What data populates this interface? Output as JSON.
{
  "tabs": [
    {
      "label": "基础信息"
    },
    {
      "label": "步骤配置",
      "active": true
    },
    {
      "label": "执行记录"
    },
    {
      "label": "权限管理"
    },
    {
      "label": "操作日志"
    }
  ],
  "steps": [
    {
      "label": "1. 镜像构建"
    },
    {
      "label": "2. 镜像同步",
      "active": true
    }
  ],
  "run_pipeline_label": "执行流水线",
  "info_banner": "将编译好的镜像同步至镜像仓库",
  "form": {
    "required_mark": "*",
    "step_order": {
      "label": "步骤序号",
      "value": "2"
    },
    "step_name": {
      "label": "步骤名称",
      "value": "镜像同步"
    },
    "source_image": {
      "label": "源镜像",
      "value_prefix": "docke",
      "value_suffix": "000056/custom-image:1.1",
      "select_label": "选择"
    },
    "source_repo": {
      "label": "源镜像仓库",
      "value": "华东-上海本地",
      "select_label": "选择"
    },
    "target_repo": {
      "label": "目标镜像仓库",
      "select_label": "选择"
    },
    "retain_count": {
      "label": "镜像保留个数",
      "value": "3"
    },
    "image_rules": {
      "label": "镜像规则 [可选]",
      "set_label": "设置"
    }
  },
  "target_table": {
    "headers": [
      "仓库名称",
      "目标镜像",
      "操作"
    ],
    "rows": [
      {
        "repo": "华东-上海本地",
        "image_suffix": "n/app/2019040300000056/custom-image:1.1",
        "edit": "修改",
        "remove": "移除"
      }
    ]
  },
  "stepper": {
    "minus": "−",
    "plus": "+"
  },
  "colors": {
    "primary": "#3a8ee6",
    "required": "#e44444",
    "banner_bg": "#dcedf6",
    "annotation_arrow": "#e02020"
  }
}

====

__Task objective__
Write the whole listing out again. Keep every line exactly as it is.

__Answer__
What data populates this interface? Output as JSON.
{
  "tabs": [
    {
      "label": "基础信息"
    },
    {
      "label": "步骤配置",
      "active": true
    },
    {
      "label": "执行记录"
    },
    {
      "label": "权限管理"
    },
    {
      "label": "操作日志"
    }
  ],
  "steps": [
    {
      "label": "1. 镜像构建"
    },
    {
      "label": "2. 镜像同步",
      "active": true
    }
  ],
  "run_pipeline_label": "执行流水线",
  "info_banner": "将编译好的镜像同步至镜像仓库",
  "form": {
    "required_mark": "*",
    "step_order": {
      "label": "步骤序号",
      "value": "2"
    },
    "step_name": {
      "label": "步骤名称",
      "value": "镜像同步"
    },
    "source_image": {
      "label": "源镜像",
      "value_prefix": "docke",
      "value_suffix": "000056/custom-image:1.1",
      "select_label": "选择"
    },
    "source_repo": {
      "label": "源镜像仓库",
      "value": "华东-上海本地",
      "select_label": "选择"
    },
    "target_repo": {
      "label": "目标镜像仓库",
      "select_label": "选择"
    },
    "retain_count": {
      "label": "镜像保留个数",
      "value": "3"
    },
    "image_rules": {
      "label": "镜像规则 [可选]",
      "set_label": "设置"
    }
  },
  "target_table": {
    "headers": [
      "仓库名称",
      "目标镜像",
      "操作"
    ],
    "rows": [
      {
        "repo": "华东-上海本地",
        "image_suffix": "n/app/2019040300000056/custom-image:1.1",
        "edit": "修改",
        "remove": "移除"
      }
    ]
  },
  "stepper": {
    "minus": "−",
    "plus": "+"
  },
  "colors": {
    "primary": "#3a8ee6",
    "required": "#e44444",
    "banner_bg": "#dcedf6",
    "annotation_arrow": "#e02020"
  }
}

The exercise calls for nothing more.